→ WHAT IS BEING ASKED
Look for the line with "What's the underlying" in the entries below, then extract that line and all lines after it exactly, with pictures left out.

Chart and figure data:
★ ★ ★
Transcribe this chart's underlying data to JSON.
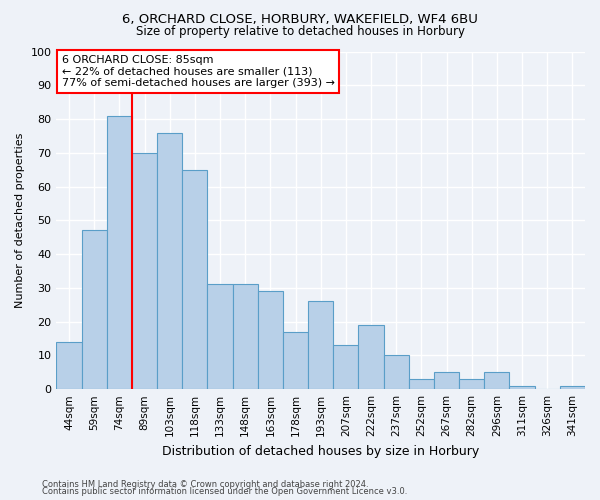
{
  "title1": "6, ORCHARD CLOSE, HORBURY, WAKEFIELD, WF4 6BU",
  "title2": "Size of property relative to detached houses in Horbury",
  "xlabel": "Distribution of detached houses by size in Horbury",
  "ylabel": "Number of detached properties",
  "categories": [
    "44sqm",
    "59sqm",
    "74sqm",
    "89sqm",
    "103sqm",
    "118sqm",
    "133sqm",
    "148sqm",
    "163sqm",
    "178sqm",
    "193sqm",
    "207sqm",
    "222sqm",
    "237sqm",
    "252sqm",
    "267sqm",
    "282sqm",
    "296sqm",
    "311sqm",
    "326sqm",
    "341sqm"
  ],
  "values": [
    14,
    47,
    81,
    70,
    76,
    65,
    31,
    31,
    29,
    17,
    26,
    13,
    19,
    10,
    3,
    5,
    3,
    5,
    1,
    0,
    1
  ],
  "bar_color": "#b8d0e8",
  "bar_edge_color": "#5a9ec8",
  "background_color": "#eef2f8",
  "grid_color": "#ffffff",
  "vline_x_index": 3,
  "vline_color": "red",
  "annotation_text": "6 ORCHARD CLOSE: 85sqm\n← 22% of detached houses are smaller (113)\n77% of semi-detached houses are larger (393) →",
  "annotation_box_color": "white",
  "annotation_box_edge": "red",
  "ylim": [
    0,
    100
  ],
  "yticks": [
    0,
    10,
    20,
    30,
    40,
    50,
    60,
    70,
    80,
    90,
    100
  ],
  "footer1": "Contains HM Land Registry data © Crown copyright and database right 2024.",
  "footer2": "Contains public sector information licensed under the Open Government Licence v3.0."
}
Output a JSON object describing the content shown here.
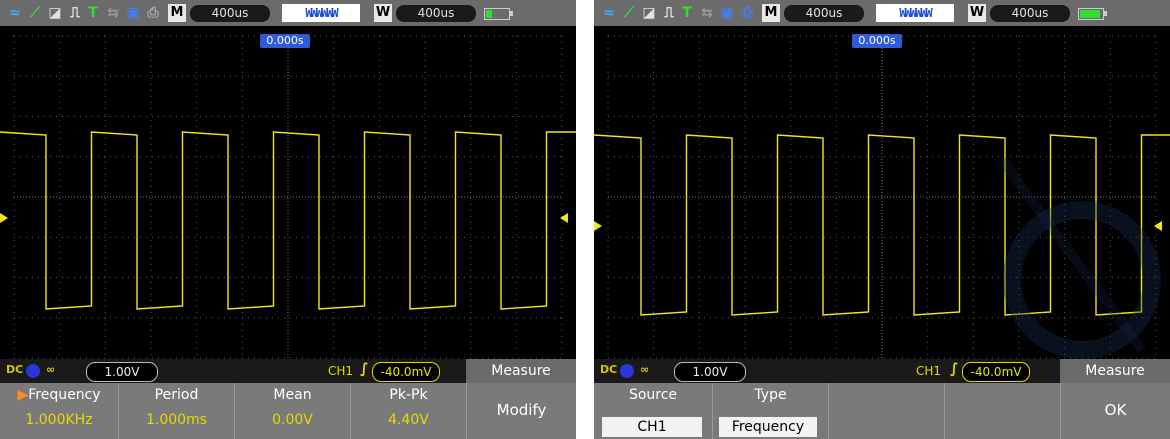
{
  "panels": [
    {
      "id": "left",
      "timebase_mode": "M",
      "timebase_value": "400us",
      "window_mode": "W",
      "window_value": "400us",
      "trigger_position": "0.000s",
      "channel_marker": "1",
      "ch_volts": "1.00V",
      "ch_label": "CH1",
      "trigger_level": "-40.0mV",
      "menu_title": "Measure",
      "soft_keys": [
        {
          "label": "Frequency",
          "value": "1.000KHz",
          "selected": true
        },
        {
          "label": "Period",
          "value": "1.000ms"
        },
        {
          "label": "Mean",
          "value": "0.00V"
        },
        {
          "label": "Pk-Pk",
          "value": "4.40V"
        },
        {
          "label": "Modify",
          "value": ""
        }
      ],
      "battery_level": 0.25
    },
    {
      "id": "right",
      "timebase_mode": "M",
      "timebase_value": "400us",
      "window_mode": "W",
      "window_value": "400us",
      "trigger_position": "0.000s",
      "channel_marker": "1",
      "ch_volts": "1.00V",
      "ch_label": "CH1",
      "trigger_level": "-40.0mV",
      "menu_title": "Measure",
      "soft_keys": [
        {
          "label": "Source",
          "value": "CH1"
        },
        {
          "label": "Type",
          "value": "Frequency"
        },
        {
          "label": "",
          "value": ""
        },
        {
          "label": "",
          "value": ""
        },
        {
          "label": "OK",
          "value": ""
        }
      ],
      "battery_level": 0.9
    }
  ],
  "colors": {
    "trace": "#f5e61e",
    "grid": "#6a6a6a",
    "accent_blue": "#2e5cd6",
    "selected_arrow": "#ff8a1e"
  }
}
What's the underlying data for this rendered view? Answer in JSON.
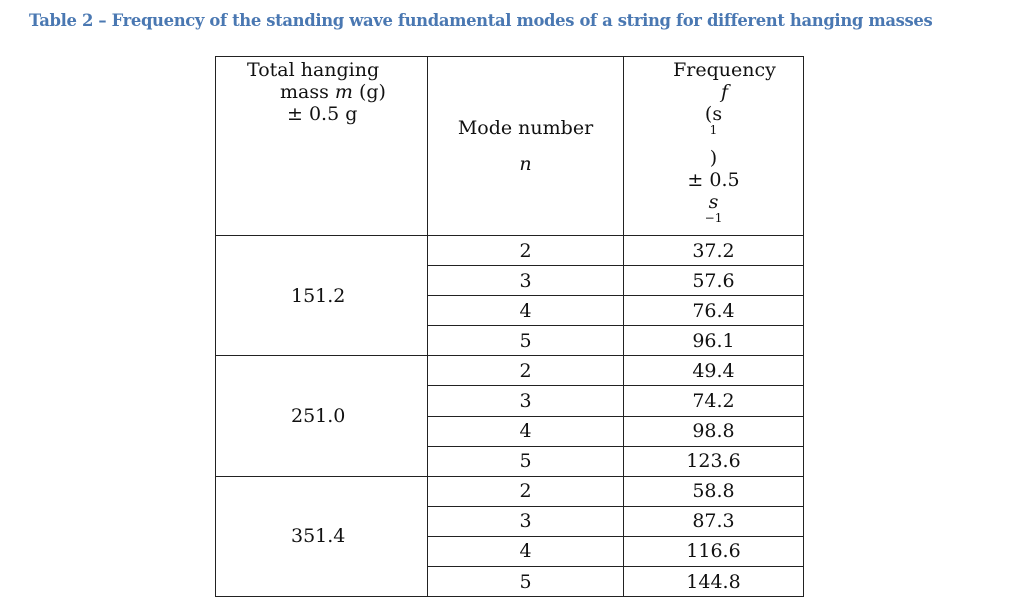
{
  "caption": "Table 2 – Frequency of the standing wave fundamental modes of a string for different hanging masses",
  "headers": {
    "mass_line1": "Total hanging",
    "mass_line2_pre": "mass ",
    "mass_line2_sym": "m",
    "mass_line2_post": " (g)",
    "mass_line3": "± 0.5 g",
    "mode_line1": "Mode number",
    "mode_line2": "n",
    "freq_line1_pre": "Frequency ",
    "freq_line1_sym": "f",
    "freq_line2_pre": "(s",
    "freq_line2_sup": "1",
    "freq_line2_post": ")",
    "freq_line3_pre": "± 0.5 ",
    "freq_line3_sym": "s",
    "freq_line3_sup": "−1"
  },
  "groups": [
    {
      "mass": "151.2",
      "rows": [
        {
          "mode": "2",
          "frequency": "37.2"
        },
        {
          "mode": "3",
          "frequency": "57.6"
        },
        {
          "mode": "4",
          "frequency": "76.4"
        },
        {
          "mode": "5",
          "frequency": "96.1"
        }
      ]
    },
    {
      "mass": "251.0",
      "rows": [
        {
          "mode": "2",
          "frequency": "49.4"
        },
        {
          "mode": "3",
          "frequency": "74.2"
        },
        {
          "mode": "4",
          "frequency": "98.8"
        },
        {
          "mode": "5",
          "frequency": "123.6"
        }
      ]
    },
    {
      "mass": "351.4",
      "rows": [
        {
          "mode": "2",
          "frequency": "58.8"
        },
        {
          "mode": "3",
          "frequency": "87.3"
        },
        {
          "mode": "4",
          "frequency": "116.6"
        },
        {
          "mode": "5",
          "frequency": "144.8"
        }
      ]
    }
  ]
}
★ ★ ★
→ ANSWER
What's the underlying data for this rendered view? Answer in JSON.
{
  "caption": "Table 2 – Frequency of the standing wave fundamental modes of a string for different hanging masses",
  "headers": {
    "mass_line1": "Total hanging",
    "mass_line2_pre": "mass ",
    "mass_line2_sym": "m",
    "mass_line2_post": " (g)",
    "mass_line3": "± 0.5 g",
    "mode_line1": "Mode number",
    "mode_line2": "n",
    "freq_line1_pre": "Frequency ",
    "freq_line1_sym": "f",
    "freq_line2_pre": "(s",
    "freq_line2_sup": "1",
    "freq_line2_post": ")",
    "freq_line3_pre": "± 0.5 ",
    "freq_line3_sym": "s",
    "freq_line3_sup": "−1"
  },
  "groups": [
    {
      "mass": "151.2",
      "rows": [
        {
          "mode": "2",
          "frequency": "37.2"
        },
        {
          "mode": "3",
          "frequency": "57.6"
        },
        {
          "mode": "4",
          "frequency": "76.4"
        },
        {
          "mode": "5",
          "frequency": "96.1"
        }
      ]
    },
    {
      "mass": "251.0",
      "rows": [
        {
          "mode": "2",
          "frequency": "49.4"
        },
        {
          "mode": "3",
          "frequency": "74.2"
        },
        {
          "mode": "4",
          "frequency": "98.8"
        },
        {
          "mode": "5",
          "frequency": "123.6"
        }
      ]
    },
    {
      "mass": "351.4",
      "rows": [
        {
          "mode": "2",
          "frequency": "58.8"
        },
        {
          "mode": "3",
          "frequency": "87.3"
        },
        {
          "mode": "4",
          "frequency": "116.6"
        },
        {
          "mode": "5",
          "frequency": "144.8"
        }
      ]
    }
  ]
}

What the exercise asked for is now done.